═════ ENTRIES SHOWN

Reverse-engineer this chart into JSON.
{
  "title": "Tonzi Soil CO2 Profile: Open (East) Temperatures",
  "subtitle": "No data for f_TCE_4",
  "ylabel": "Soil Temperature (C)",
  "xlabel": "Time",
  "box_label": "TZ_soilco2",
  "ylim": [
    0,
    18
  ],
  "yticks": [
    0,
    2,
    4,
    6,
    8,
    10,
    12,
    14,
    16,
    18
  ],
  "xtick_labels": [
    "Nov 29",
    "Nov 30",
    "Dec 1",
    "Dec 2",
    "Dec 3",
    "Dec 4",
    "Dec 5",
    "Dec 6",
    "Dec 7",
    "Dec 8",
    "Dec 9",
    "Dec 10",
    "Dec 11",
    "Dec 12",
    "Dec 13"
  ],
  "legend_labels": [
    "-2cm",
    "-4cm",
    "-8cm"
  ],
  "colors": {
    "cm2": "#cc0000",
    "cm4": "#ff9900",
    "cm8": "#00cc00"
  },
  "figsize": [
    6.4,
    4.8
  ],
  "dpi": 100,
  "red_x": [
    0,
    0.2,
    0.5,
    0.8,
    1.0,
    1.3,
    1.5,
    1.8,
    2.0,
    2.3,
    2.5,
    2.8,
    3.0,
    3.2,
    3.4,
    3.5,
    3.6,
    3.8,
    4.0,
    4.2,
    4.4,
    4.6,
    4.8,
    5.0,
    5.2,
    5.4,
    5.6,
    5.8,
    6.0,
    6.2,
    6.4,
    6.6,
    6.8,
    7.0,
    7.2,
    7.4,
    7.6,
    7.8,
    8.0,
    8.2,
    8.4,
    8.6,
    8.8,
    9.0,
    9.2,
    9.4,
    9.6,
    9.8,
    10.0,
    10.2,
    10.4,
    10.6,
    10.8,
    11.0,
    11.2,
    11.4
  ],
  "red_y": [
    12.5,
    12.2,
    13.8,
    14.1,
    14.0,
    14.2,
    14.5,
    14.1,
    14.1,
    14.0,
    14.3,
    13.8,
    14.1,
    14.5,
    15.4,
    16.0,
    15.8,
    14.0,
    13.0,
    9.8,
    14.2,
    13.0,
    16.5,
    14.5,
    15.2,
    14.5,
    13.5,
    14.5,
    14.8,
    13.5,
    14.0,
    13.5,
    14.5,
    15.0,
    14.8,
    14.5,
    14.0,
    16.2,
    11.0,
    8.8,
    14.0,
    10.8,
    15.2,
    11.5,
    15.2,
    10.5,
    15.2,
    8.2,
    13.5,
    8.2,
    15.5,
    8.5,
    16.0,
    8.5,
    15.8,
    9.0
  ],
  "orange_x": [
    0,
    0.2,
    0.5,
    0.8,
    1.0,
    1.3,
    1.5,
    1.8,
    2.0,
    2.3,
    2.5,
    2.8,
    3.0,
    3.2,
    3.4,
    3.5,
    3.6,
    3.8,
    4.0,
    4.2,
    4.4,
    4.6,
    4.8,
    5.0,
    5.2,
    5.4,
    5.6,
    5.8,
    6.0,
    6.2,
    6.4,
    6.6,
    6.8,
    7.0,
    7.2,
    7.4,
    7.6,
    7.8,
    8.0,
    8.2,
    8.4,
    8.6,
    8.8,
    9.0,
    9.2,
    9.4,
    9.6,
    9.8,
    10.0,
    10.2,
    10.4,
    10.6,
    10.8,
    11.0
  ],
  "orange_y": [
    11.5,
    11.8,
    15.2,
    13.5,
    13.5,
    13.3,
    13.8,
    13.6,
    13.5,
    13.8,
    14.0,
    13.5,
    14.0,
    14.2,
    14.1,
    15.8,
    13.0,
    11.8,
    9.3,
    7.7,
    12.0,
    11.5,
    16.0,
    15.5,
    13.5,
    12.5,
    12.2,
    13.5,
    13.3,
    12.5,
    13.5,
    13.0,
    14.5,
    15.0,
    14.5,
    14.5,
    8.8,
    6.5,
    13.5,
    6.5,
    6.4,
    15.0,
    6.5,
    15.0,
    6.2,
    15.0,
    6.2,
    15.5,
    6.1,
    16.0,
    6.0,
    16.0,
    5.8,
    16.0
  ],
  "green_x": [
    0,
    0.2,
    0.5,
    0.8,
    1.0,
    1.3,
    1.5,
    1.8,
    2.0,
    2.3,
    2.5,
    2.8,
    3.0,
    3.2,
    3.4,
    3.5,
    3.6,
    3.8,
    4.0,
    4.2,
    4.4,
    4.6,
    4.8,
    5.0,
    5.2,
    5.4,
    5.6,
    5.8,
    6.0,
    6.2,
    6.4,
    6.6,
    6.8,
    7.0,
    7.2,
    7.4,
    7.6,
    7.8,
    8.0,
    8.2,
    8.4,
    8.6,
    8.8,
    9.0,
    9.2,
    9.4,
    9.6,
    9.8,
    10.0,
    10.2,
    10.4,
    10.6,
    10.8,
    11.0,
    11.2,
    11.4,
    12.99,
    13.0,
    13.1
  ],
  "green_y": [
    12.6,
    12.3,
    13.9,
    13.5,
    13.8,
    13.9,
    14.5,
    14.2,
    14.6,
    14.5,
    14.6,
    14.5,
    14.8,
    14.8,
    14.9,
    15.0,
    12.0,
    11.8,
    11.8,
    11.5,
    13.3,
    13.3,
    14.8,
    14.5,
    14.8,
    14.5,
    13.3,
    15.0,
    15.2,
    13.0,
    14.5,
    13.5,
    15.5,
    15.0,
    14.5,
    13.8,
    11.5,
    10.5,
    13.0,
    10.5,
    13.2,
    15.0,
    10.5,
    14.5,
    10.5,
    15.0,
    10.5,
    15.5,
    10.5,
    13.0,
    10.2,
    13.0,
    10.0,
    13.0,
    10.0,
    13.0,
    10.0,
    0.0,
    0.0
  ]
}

══════════

→ TASK DESCRIPTION: Using the data above, return each line exactly as written.

→ SOLUTION FOR THIS EXERCISE:
Reverse-engineer this chart into JSON.
{
  "title": "Tonzi Soil CO2 Profile: Open (East) Temperatures",
  "subtitle": "No data for f_TCE_4",
  "ylabel": "Soil Temperature (C)",
  "xlabel": "Time",
  "box_label": "TZ_soilco2",
  "ylim": [
    0,
    18
  ],
  "yticks": [
    0,
    2,
    4,
    6,
    8,
    10,
    12,
    14,
    16,
    18
  ],
  "xtick_labels": [
    "Nov 29",
    "Nov 30",
    "Dec 1",
    "Dec 2",
    "Dec 3",
    "Dec 4",
    "Dec 5",
    "Dec 6",
    "Dec 7",
    "Dec 8",
    "Dec 9",
    "Dec 10",
    "Dec 11",
    "Dec 12",
    "Dec 13"
  ],
  "legend_labels": [
    "-2cm",
    "-4cm",
    "-8cm"
  ],
  "colors": {
    "cm2": "#cc0000",
    "cm4": "#ff9900",
    "cm8": "#00cc00"
  },
  "figsize": [
    6.4,
    4.8
  ],
  "dpi": 100,
  "red_x": [
    0,
    0.2,
    0.5,
    0.8,
    1.0,
    1.3,
    1.5,
    1.8,
    2.0,
    2.3,
    2.5,
    2.8,
    3.0,
    3.2,
    3.4,
    3.5,
    3.6,
    3.8,
    4.0,
    4.2,
    4.4,
    4.6,
    4.8,
    5.0,
    5.2,
    5.4,
    5.6,
    5.8,
    6.0,
    6.2,
    6.4,
    6.6,
    6.8,
    7.0,
    7.2,
    7.4,
    7.6,
    7.8,
    8.0,
    8.2,
    8.4,
    8.6,
    8.8,
    9.0,
    9.2,
    9.4,
    9.6,
    9.8,
    10.0,
    10.2,
    10.4,
    10.6,
    10.8,
    11.0,
    11.2,
    11.4
  ],
  "red_y": [
    12.5,
    12.2,
    13.8,
    14.1,
    14.0,
    14.2,
    14.5,
    14.1,
    14.1,
    14.0,
    14.3,
    13.8,
    14.1,
    14.5,
    15.4,
    16.0,
    15.8,
    14.0,
    13.0,
    9.8,
    14.2,
    13.0,
    16.5,
    14.5,
    15.2,
    14.5,
    13.5,
    14.5,
    14.8,
    13.5,
    14.0,
    13.5,
    14.5,
    15.0,
    14.8,
    14.5,
    14.0,
    16.2,
    11.0,
    8.8,
    14.0,
    10.8,
    15.2,
    11.5,
    15.2,
    10.5,
    15.2,
    8.2,
    13.5,
    8.2,
    15.5,
    8.5,
    16.0,
    8.5,
    15.8,
    9.0
  ],
  "orange_x": [
    0,
    0.2,
    0.5,
    0.8,
    1.0,
    1.3,
    1.5,
    1.8,
    2.0,
    2.3,
    2.5,
    2.8,
    3.0,
    3.2,
    3.4,
    3.5,
    3.6,
    3.8,
    4.0,
    4.2,
    4.4,
    4.6,
    4.8,
    5.0,
    5.2,
    5.4,
    5.6,
    5.8,
    6.0,
    6.2,
    6.4,
    6.6,
    6.8,
    7.0,
    7.2,
    7.4,
    7.6,
    7.8,
    8.0,
    8.2,
    8.4,
    8.6,
    8.8,
    9.0,
    9.2,
    9.4,
    9.6,
    9.8,
    10.0,
    10.2,
    10.4,
    10.6,
    10.8,
    11.0
  ],
  "orange_y": [
    11.5,
    11.8,
    15.2,
    13.5,
    13.5,
    13.3,
    13.8,
    13.6,
    13.5,
    13.8,
    14.0,
    13.5,
    14.0,
    14.2,
    14.1,
    15.8,
    13.0,
    11.8,
    9.3,
    7.7,
    12.0,
    11.5,
    16.0,
    15.5,
    13.5,
    12.5,
    12.2,
    13.5,
    13.3,
    12.5,
    13.5,
    13.0,
    14.5,
    15.0,
    14.5,
    14.5,
    8.8,
    6.5,
    13.5,
    6.5,
    6.4,
    15.0,
    6.5,
    15.0,
    6.2,
    15.0,
    6.2,
    15.5,
    6.1,
    16.0,
    6.0,
    16.0,
    5.8,
    16.0
  ],
  "green_x": [
    0,
    0.2,
    0.5,
    0.8,
    1.0,
    1.3,
    1.5,
    1.8,
    2.0,
    2.3,
    2.5,
    2.8,
    3.0,
    3.2,
    3.4,
    3.5,
    3.6,
    3.8,
    4.0,
    4.2,
    4.4,
    4.6,
    4.8,
    5.0,
    5.2,
    5.4,
    5.6,
    5.8,
    6.0,
    6.2,
    6.4,
    6.6,
    6.8,
    7.0,
    7.2,
    7.4,
    7.6,
    7.8,
    8.0,
    8.2,
    8.4,
    8.6,
    8.8,
    9.0,
    9.2,
    9.4,
    9.6,
    9.8,
    10.0,
    10.2,
    10.4,
    10.6,
    10.8,
    11.0,
    11.2,
    11.4,
    12.99,
    13.0,
    13.1
  ],
  "green_y": [
    12.6,
    12.3,
    13.9,
    13.5,
    13.8,
    13.9,
    14.5,
    14.2,
    14.6,
    14.5,
    14.6,
    14.5,
    14.8,
    14.8,
    14.9,
    15.0,
    12.0,
    11.8,
    11.8,
    11.5,
    13.3,
    13.3,
    14.8,
    14.5,
    14.8,
    14.5,
    13.3,
    15.0,
    15.2,
    13.0,
    14.5,
    13.5,
    15.5,
    15.0,
    14.5,
    13.8,
    11.5,
    10.5,
    13.0,
    10.5,
    13.2,
    15.0,
    10.5,
    14.5,
    10.5,
    15.0,
    10.5,
    15.5,
    10.5,
    13.0,
    10.2,
    13.0,
    10.0,
    13.0,
    10.0,
    13.0,
    10.0,
    0.0,
    0.0
  ]
}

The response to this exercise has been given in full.